▸ WHAT TO WORK ON
Bring together all lines of the material below that contain the string "tests".

▸ SUPPLIED DATA

━━━━━━━━━━━━━━━━━━━━

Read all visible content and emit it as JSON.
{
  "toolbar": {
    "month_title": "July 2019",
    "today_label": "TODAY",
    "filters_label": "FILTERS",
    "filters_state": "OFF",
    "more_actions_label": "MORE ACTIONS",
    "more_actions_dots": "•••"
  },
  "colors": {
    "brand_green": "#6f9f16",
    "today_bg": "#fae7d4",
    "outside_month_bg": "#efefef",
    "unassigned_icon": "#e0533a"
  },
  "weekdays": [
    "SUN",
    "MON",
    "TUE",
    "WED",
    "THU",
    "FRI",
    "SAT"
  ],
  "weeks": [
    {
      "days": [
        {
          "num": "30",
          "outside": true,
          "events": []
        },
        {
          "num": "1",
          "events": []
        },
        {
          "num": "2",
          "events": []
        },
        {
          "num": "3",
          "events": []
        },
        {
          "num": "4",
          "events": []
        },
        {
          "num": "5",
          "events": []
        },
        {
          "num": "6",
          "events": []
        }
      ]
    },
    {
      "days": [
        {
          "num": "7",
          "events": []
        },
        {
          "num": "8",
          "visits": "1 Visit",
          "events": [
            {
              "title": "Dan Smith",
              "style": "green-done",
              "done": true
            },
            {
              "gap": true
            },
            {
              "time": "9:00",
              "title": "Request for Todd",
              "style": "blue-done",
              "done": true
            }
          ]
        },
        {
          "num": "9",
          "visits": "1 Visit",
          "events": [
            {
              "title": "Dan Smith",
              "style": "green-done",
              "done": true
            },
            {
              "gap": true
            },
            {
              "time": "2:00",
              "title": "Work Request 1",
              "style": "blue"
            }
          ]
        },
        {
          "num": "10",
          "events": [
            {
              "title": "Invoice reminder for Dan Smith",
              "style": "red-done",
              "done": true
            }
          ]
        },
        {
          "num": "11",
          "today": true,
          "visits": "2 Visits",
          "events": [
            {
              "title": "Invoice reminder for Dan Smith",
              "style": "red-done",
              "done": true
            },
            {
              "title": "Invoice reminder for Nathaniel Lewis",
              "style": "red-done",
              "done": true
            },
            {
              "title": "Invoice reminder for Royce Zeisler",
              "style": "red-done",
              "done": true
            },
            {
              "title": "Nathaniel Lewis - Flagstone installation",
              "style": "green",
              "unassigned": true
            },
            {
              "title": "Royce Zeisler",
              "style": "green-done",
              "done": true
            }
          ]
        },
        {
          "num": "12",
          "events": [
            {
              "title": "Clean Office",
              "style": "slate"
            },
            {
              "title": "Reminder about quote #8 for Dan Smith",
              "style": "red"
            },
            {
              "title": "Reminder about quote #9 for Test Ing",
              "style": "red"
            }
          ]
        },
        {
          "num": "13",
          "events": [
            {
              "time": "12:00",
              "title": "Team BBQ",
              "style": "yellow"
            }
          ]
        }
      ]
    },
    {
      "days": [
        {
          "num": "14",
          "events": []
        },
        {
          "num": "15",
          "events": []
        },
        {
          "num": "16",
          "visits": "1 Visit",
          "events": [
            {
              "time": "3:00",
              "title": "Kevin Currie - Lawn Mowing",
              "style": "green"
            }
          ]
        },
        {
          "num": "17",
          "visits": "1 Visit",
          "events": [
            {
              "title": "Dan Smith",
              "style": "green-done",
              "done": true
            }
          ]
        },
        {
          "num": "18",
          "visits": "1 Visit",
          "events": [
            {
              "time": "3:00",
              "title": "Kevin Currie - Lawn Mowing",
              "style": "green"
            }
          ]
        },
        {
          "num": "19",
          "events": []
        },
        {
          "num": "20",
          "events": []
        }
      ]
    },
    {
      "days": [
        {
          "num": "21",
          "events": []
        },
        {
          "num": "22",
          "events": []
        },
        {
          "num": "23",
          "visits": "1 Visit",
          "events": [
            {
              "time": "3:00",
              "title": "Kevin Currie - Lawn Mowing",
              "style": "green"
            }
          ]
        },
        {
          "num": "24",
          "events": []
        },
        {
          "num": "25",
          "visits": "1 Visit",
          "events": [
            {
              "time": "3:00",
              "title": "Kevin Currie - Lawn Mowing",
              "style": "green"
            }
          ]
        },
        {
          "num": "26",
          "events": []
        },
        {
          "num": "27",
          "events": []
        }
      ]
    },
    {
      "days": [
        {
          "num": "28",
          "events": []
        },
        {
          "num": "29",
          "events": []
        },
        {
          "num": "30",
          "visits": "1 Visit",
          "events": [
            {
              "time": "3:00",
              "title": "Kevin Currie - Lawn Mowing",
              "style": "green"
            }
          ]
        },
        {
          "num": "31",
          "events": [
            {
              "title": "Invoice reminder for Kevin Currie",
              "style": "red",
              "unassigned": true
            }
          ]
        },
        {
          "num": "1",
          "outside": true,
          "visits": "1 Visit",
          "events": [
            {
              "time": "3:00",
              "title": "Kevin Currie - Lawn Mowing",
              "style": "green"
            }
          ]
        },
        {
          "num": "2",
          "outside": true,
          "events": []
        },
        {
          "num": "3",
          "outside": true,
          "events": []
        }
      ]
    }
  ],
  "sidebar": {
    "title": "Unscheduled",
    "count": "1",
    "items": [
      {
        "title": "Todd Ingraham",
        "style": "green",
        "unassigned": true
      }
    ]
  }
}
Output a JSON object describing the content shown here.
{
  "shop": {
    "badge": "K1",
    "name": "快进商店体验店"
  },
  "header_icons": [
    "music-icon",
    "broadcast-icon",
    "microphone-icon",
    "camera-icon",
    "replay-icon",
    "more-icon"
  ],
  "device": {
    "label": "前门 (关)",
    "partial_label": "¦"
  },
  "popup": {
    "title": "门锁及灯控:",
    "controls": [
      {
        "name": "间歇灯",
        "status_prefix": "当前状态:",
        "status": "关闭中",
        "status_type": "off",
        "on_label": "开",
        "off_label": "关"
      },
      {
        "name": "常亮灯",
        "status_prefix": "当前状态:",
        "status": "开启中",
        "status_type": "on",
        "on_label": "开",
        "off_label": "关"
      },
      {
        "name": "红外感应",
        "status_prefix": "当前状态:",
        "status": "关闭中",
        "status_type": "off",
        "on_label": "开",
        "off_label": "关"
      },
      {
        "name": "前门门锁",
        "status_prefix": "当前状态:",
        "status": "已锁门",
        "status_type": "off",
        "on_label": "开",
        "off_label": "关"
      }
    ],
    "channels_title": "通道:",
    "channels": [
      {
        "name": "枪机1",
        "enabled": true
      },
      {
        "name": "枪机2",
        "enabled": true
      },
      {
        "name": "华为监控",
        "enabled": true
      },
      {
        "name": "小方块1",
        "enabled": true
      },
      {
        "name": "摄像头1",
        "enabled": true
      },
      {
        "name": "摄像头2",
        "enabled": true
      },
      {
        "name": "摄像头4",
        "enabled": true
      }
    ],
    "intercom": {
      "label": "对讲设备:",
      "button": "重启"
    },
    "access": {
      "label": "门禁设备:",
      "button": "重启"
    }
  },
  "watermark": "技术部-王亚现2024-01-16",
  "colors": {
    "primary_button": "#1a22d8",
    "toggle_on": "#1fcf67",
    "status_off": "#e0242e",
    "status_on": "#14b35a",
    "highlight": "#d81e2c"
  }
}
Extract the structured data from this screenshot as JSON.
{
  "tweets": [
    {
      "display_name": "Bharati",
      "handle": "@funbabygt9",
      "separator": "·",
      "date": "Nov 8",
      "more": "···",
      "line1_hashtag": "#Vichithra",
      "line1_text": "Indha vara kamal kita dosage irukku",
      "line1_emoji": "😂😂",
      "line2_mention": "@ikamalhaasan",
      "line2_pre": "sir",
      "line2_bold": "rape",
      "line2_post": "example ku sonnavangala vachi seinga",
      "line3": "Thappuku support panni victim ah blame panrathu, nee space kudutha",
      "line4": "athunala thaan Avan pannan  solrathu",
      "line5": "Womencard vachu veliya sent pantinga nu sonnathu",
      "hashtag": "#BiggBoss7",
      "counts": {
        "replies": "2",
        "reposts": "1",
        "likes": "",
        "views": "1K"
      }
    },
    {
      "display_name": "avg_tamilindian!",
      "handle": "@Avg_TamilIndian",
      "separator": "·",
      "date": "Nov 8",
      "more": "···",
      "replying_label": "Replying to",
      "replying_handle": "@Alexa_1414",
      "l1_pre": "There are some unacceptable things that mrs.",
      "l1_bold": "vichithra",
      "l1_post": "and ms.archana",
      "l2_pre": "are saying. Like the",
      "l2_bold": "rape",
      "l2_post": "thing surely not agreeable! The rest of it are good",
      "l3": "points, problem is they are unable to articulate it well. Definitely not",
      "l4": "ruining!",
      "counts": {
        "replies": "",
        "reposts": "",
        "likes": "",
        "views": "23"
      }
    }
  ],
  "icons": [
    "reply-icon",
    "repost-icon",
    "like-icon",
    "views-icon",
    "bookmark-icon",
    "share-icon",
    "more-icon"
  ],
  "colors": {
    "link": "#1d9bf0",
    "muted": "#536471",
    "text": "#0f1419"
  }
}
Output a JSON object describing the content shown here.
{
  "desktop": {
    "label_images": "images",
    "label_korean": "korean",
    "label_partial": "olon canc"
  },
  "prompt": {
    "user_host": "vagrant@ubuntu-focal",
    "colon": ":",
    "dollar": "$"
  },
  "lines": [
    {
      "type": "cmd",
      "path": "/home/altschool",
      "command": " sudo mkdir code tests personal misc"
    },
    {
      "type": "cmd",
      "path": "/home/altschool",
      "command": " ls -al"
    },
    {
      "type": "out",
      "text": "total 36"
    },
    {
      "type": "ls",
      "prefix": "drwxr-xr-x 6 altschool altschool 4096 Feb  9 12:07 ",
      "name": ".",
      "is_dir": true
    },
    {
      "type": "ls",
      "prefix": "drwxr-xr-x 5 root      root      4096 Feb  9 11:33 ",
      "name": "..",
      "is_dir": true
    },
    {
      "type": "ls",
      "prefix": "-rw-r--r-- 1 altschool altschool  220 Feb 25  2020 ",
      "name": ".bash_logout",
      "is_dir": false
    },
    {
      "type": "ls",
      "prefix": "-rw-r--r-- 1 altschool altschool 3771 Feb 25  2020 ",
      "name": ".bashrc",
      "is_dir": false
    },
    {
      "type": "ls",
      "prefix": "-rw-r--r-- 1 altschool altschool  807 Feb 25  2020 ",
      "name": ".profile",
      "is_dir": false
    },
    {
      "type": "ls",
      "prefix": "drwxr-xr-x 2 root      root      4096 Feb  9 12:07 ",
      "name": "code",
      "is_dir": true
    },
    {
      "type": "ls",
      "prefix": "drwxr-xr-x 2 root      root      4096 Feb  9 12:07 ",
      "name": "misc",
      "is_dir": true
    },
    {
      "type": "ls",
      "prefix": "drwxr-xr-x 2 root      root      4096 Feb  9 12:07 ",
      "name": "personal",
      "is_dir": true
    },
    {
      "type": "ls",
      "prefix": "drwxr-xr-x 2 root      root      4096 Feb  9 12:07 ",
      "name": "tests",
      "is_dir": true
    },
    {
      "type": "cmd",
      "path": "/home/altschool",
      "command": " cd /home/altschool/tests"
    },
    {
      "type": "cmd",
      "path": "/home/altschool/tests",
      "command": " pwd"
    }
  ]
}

━━━━━━━━━━━━━━━━━━━━

▸ THE RESPONSE
      "command": " sudo mkdir code tests personal misc"
      "name": "tests",
      "command": " cd /home/altschool/tests"
      "path": "/home/altschool/tests",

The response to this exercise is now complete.